__STATED GOAL__
Nothing in the data should change when you return it, but leave the pictures out.

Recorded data
┏━━

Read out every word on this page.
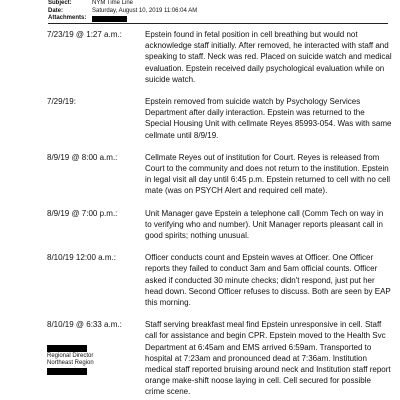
Subject:	NYM Time Line
Date:	Saturday, August 10, 2019 11:06:04 AM
Attachments:
7/23/19 @ 1:27 a.m.:	Epstein found in fetal position in cell breathing but would not acknowledge staff initially. After removed, he interacted with staff and speaking to staff. Neck was red. Placed on suicide watch and medical evaluation. Epstein received daily psychological evaluation while on suicide watch.
7/29/19:	Epstein removed from suicide watch by Psychology Services Department after daily interaction. Epstein was returned to the Special Housing Unit with cellmate Reyes 85993-054. Was with same cellmate until 8/9/19.
8/9/19 @ 8:00 a.m.:	Cellmate Reyes out of institution for Court. Reyes is released from Court to the community and does not return to the institution. Epstein in legal visit all day until 6:45 p.m. Epstein returned to cell with no cell mate (was on PSYCH Alert and required cell mate).
8/9/19 @ 7:00 p.m.:	Unit Manager gave Epstein a telephone call (Comm Tech on way in to verifying who and number). Unit Manager reports pleasant call in good spirits; nothing unusual.
8/10/19 12:00 a.m.:	Officer conducts count and Epstein waves at Officer. One Officer reports they failed to conduct 3am and 5am official counts. Officer asked if conducted 30 minute checks; didn't respond, just put her head down. Second Officer refuses to discuss. Both are seen by EAP this morning.
8/10/19 @ 6:33 a.m.:	Staff serving breakfast meal find Epstein unresponsive in cell. Staff call for assistance and begin CPR. Epstein moved to the Health Svc Department at 6:45am and EMS arrived 6:59am. Transported to hospital at 7:23am and pronounced dead at 7:36am. Institution medical staff reported bruising around neck and Institution staff report orange make-shift noose laying in cell. Cell secured for possible crime scene.
Regional Director
Northeast Region
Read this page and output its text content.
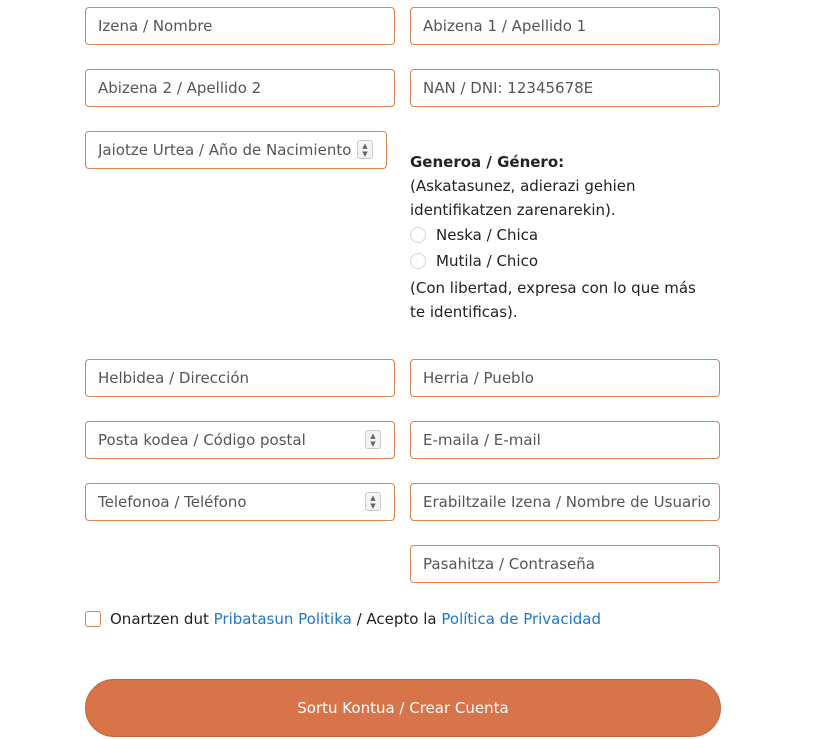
Izena / Nombre
Abizena 1 / Apellido 1
Abizena 2 / Apellido 2
NAN / DNI: 12345678E
Jaiotze Urtea / Año de Nacimiento
▲
▼	Generoa / Género:
(Askatasunez, adierazi gehien identifikatzen zarenarekin).
Neska / Chica
Mutila / Chico
(Con libertad, expresa con lo que más te identificas).
Helbidea / Dirección
Herria / Pueblo
Posta kodea / Código postal
▲
▼
E-maila / E-mail
Telefonoa / Teléfono
▲
▼
Erabiltzaile Izena / Nombre de Usuario
Onartzen dut
Pribatasun Politika
/ Acepto la
Política de Privacidad
Sortu Kontua / Crear Cuenta
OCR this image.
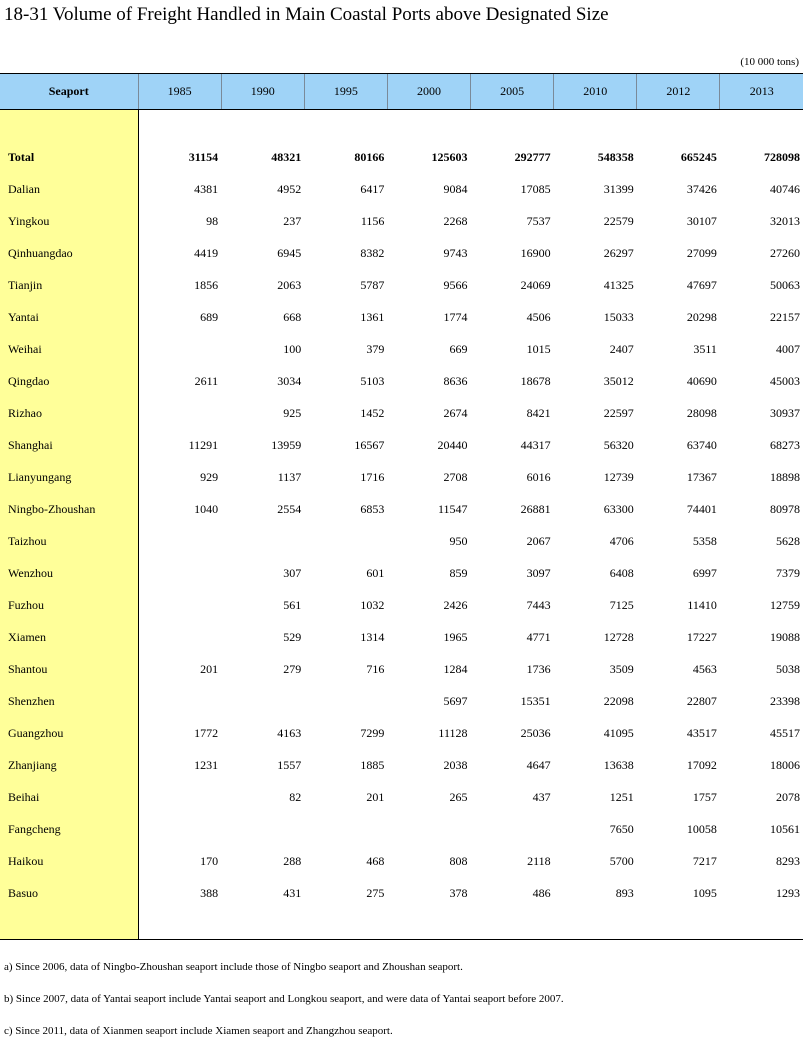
18-31 Volume of Freight Handled in Main Coastal Ports above Designated Size
(10 000 tons)
Seaport	1985	1990	1995	2000	2005	2010	2012	2013

Total	31154	48321	80166	125603	292777	548358	665245	728098
Dalian	4381	4952	6417	9084	17085	31399	37426	40746
Yingkou	98	237	1156	2268	7537	22579	30107	32013
Qinhuangdao	4419	6945	8382	9743	16900	26297	27099	27260
Tianjin	1856	2063	5787	9566	24069	41325	47697	50063
Yantai	689	668	1361	1774	4506	15033	20298	22157
Weihai		100	379	669	1015	2407	3511	4007
Qingdao	2611	3034	5103	8636	18678	35012	40690	45003
Rizhao		925	1452	2674	8421	22597	28098	30937
Shanghai	11291	13959	16567	20440	44317	56320	63740	68273
Lianyungang	929	1137	1716	2708	6016	12739	17367	18898
Ningbo-Zhoushan	1040	2554	6853	11547	26881	63300	74401	80978
Taizhou				950	2067	4706	5358	5628
Wenzhou		307	601	859	3097	6408	6997	7379
Fuzhou		561	1032	2426	7443	7125	11410	12759
Xiamen		529	1314	1965	4771	12728	17227	19088
Shantou	201	279	716	1284	1736	3509	4563	5038
Shenzhen				5697	15351	22098	22807	23398
Guangzhou	1772	4163	7299	11128	25036	41095	43517	45517
Zhanjiang	1231	1557	1885	2038	4647	13638	17092	18006
Beihai		82	201	265	437	1251	1757	2078
Fangcheng						7650	10058	10561
Haikou	170	288	468	808	2118	5700	7217	8293
Basuo	388	431	275	378	486	893	1095	1293

a) Since 2006, data of Ningbo-Zhoushan seaport include those of Ningbo seaport and Zhoushan seaport.
b) Since 2007, data of Yantai seaport include Yantai seaport and Longkou seaport, and were data of Yantai seaport before 2007.
c) Since 2011, data of Xianmen seaport include Xiamen seaport and Zhangzhou seaport.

┗━━

__RESPONSE TO THIS EXERCISE__
Read out every word on this page.
Subject:	NYM Time Line
Date:	Saturday, August 10, 2019 11:06:04 AM
Attachments:
7/23/19 @ 1:27 a.m.:	Epstein found in fetal position in cell breathing but would not acknowledge staff initially. After removed, he interacted with staff and speaking to staff. Neck was red. Placed on suicide watch and medical evaluation. Epstein received daily psychological evaluation while on suicide watch.
7/29/19:	Epstein removed from suicide watch by Psychology Services Department after daily interaction. Epstein was returned to the Special Housing Unit with cellmate Reyes 85993-054. Was with same cellmate until 8/9/19.
8/9/19 @ 8:00 a.m.:	Cellmate Reyes out of institution for Court. Reyes is released from Court to the community and does not return to the institution. Epstein in legal visit all day until 6:45 p.m. Epstein returned to cell with no cell mate (was on PSYCH Alert and required cell mate).
8/9/19 @ 7:00 p.m.:	Unit Manager gave Epstein a telephone call (Comm Tech on way in to verifying who and number). Unit Manager reports pleasant call in good spirits; nothing unusual.
8/10/19 12:00 a.m.:	Officer conducts count and Epstein waves at Officer. One Officer reports they failed to conduct 3am and 5am official counts. Officer asked if conducted 30 minute checks; didn't respond, just put her head down. Second Officer refuses to discuss. Both are seen by EAP this morning.
8/10/19 @ 6:33 a.m.:	Staff serving breakfast meal find Epstein unresponsive in cell. Staff call for assistance and begin CPR. Epstein moved to the Health Svc Department at 6:45am and EMS arrived 6:59am. Transported to hospital at 7:23am and pronounced dead at 7:36am. Institution medical staff reported bruising around neck and Institution staff report orange make-shift noose laying in cell. Cell secured for possible crime scene.
Regional Director
Northeast Region
Read this page and output its text content.
Izena / Nombre
Abizena 1 / Apellido 1
Abizena 2 / Apellido 2
NAN / DNI: 12345678E
Jaiotze Urtea / Año de Nacimiento
▲
▼	Generoa / Género:
(Askatasunez, adierazi gehien identifikatzen zarenarekin).
Neska / Chica
Mutila / Chico
(Con libertad, expresa con lo que más te identificas).
Helbidea / Dirección
Herria / Pueblo
Posta kodea / Código postal
▲
▼
E-maila / E-mail
Telefonoa / Teléfono
▲
▼
Erabiltzaile Izena / Nombre de Usuario
Onartzen dut
Pribatasun Politika
/ Acepto la
Política de Privacidad
Sortu Kontua / Crear Cuenta
OCR this image.
18-31 Volume of Freight Handled in Main Coastal Ports above Designated Size
(10 000 tons)
Seaport	1985	1990	1995	2000	2005	2010	2012	2013

Total	31154	48321	80166	125603	292777	548358	665245	728098
Dalian	4381	4952	6417	9084	17085	31399	37426	40746
Yingkou	98	237	1156	2268	7537	22579	30107	32013
Qinhuangdao	4419	6945	8382	9743	16900	26297	27099	27260
Tianjin	1856	2063	5787	9566	24069	41325	47697	50063
Yantai	689	668	1361	1774	4506	15033	20298	22157
Weihai		100	379	669	1015	2407	3511	4007
Qingdao	2611	3034	5103	8636	18678	35012	40690	45003
Rizhao		925	1452	2674	8421	22597	28098	30937
Shanghai	11291	13959	16567	20440	44317	56320	63740	68273
Lianyungang	929	1137	1716	2708	6016	12739	17367	18898
Ningbo-Zhoushan	1040	2554	6853	11547	26881	63300	74401	80978
Taizhou				950	2067	4706	5358	5628
Wenzhou		307	601	859	3097	6408	6997	7379
Fuzhou		561	1032	2426	7443	7125	11410	12759
Xiamen		529	1314	1965	4771	12728	17227	19088
Shantou	201	279	716	1284	1736	3509	4563	5038
Shenzhen				5697	15351	22098	22807	23398
Guangzhou	1772	4163	7299	11128	25036	41095	43517	45517
Zhanjiang	1231	1557	1885	2038	4647	13638	17092	18006
Beihai		82	201	265	437	1251	1757	2078
Fangcheng						7650	10058	10561
Haikou	170	288	468	808	2118	5700	7217	8293
Basuo	388	431	275	378	486	893	1095	1293

a) Since 2006, data of Ningbo-Zhoushan seaport include those of Ningbo seaport and Zhoushan seaport.
b) Since 2007, data of Yantai seaport include Yantai seaport and Longkou seaport, and were data of Yantai seaport before 2007.
c) Since 2011, data of Xianmen seaport include Xiamen seaport and Zhangzhou seaport.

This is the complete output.